Reprenez, s'il vous plaît, le texte sur la Technopole Foum El Oued et poursuivez-le après sa dernière phrase.

• TEXTE EXTRAIT:
##########

Au-delà d’être un projet urbanistique innovant, la vocation de la Technopole est d’être à la fois un laboratoire pour la recherche et l’expérimentation et une plateforme de transfert de connaissance pour favoriser le dynamisme socio-économique, non seulement de la région, mais également de l’Afrique.
La Technopole Foum El Oued est axée sur 3 composantes clefs, un pôle du savoir et de la recherche, porté par l’Université Mohammed VI Polytechnique et son centre de recherche dédié aux thématiques liées au contexte subsaharien, un pôle Business qui accueillera un incubateur pour accompagner les porteurs de projets et booster les start-up. Et enfin, un Pôle culturel qui inclut la construction d’un musée, d’un village commercial et artisanal, ainsi que des infrastructures à caractère social et environnemental visant l’amélioration de l’attractivité du territoire
Comment une jeune passionnée en est arrivée à quitter un projet d’une si grande ampleur qui donne le moral, pour aller faire encore autre chose ? C’est ce que vous avez fait n’est-ce pas ?
En effet, j’étais la directrice de ce projet, et le portais à bras le corps.
Mais ce qui m’a le plus intéressé, c’est comment réussir à faire une ville de la connaissance selon un modèle local.

##########

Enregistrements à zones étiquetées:

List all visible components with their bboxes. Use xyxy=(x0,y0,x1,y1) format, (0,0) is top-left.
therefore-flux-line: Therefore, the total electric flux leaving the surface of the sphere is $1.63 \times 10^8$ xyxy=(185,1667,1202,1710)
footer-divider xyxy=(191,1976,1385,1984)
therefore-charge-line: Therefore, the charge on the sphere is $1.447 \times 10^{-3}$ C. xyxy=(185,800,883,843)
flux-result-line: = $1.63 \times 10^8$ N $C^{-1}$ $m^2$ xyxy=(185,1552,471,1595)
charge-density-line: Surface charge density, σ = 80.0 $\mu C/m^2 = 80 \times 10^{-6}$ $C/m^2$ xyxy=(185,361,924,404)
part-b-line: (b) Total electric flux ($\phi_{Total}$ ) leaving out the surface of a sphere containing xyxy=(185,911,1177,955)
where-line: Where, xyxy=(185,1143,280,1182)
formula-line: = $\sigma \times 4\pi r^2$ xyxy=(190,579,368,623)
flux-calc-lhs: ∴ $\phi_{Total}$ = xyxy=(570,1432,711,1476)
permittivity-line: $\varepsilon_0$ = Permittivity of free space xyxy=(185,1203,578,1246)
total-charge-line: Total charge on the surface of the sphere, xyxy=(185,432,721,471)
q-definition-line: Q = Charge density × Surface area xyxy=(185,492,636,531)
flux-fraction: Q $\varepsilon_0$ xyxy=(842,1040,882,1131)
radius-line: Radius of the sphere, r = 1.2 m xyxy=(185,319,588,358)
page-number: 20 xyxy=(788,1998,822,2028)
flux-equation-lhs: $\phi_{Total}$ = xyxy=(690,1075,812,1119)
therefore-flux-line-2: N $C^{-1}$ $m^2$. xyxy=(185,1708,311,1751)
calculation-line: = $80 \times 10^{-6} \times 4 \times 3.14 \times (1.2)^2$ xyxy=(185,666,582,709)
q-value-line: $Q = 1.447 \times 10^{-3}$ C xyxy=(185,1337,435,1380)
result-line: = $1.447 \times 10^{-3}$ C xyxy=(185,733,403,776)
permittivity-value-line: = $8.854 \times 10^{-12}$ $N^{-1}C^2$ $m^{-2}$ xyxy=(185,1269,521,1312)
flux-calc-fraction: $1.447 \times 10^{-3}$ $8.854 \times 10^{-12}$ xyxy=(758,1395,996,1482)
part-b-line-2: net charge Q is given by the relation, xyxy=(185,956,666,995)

##########

• RÉSULTAT CI-DESSOUS:
Un grand challenge, d’autant plus que même au niveau international, le modèle de «ville du savoir » est toujours en cours de définition.
J’avais soif d’apprendre et d’aller vite. Pour ce faire, je me suis inscrite en 2017, à l’université de la Sorbonne pour un doctorat sur le sujet, en parallèle de mon travail.
Grâce à la convergence de mon projet de recherche et mon projet professionnel, j’étais au quotidien dans un laboratoire vivant qui était d’un grand intérêt pour mes recherches.
Après avoir livré la première phase prévue en 2019, j’ai saisi une nouvelle opportunité professionnelle qui m’a permis de renouer avec l’entreprenariat.
J’ai ouvert de nouveau mon cabinet d’architecture et j’ai commencé à collaborer avec un accélérateur de startups, Hseven. Cette collaboration reste conforme à ma soif continue de dynamique et d’énergie. Je n’aime pas être dans une zone de confort, j’ai besoin de nouveaux challenges.
Hseven est dans quelle activité ?
Hseven est la plus grande plateforme d’accélérateur de startups en Afrique fondée par 7 passionnés de l’entreprenariat.
L’activité de Hseven consiste à accompagner les entrepreneurs marocains.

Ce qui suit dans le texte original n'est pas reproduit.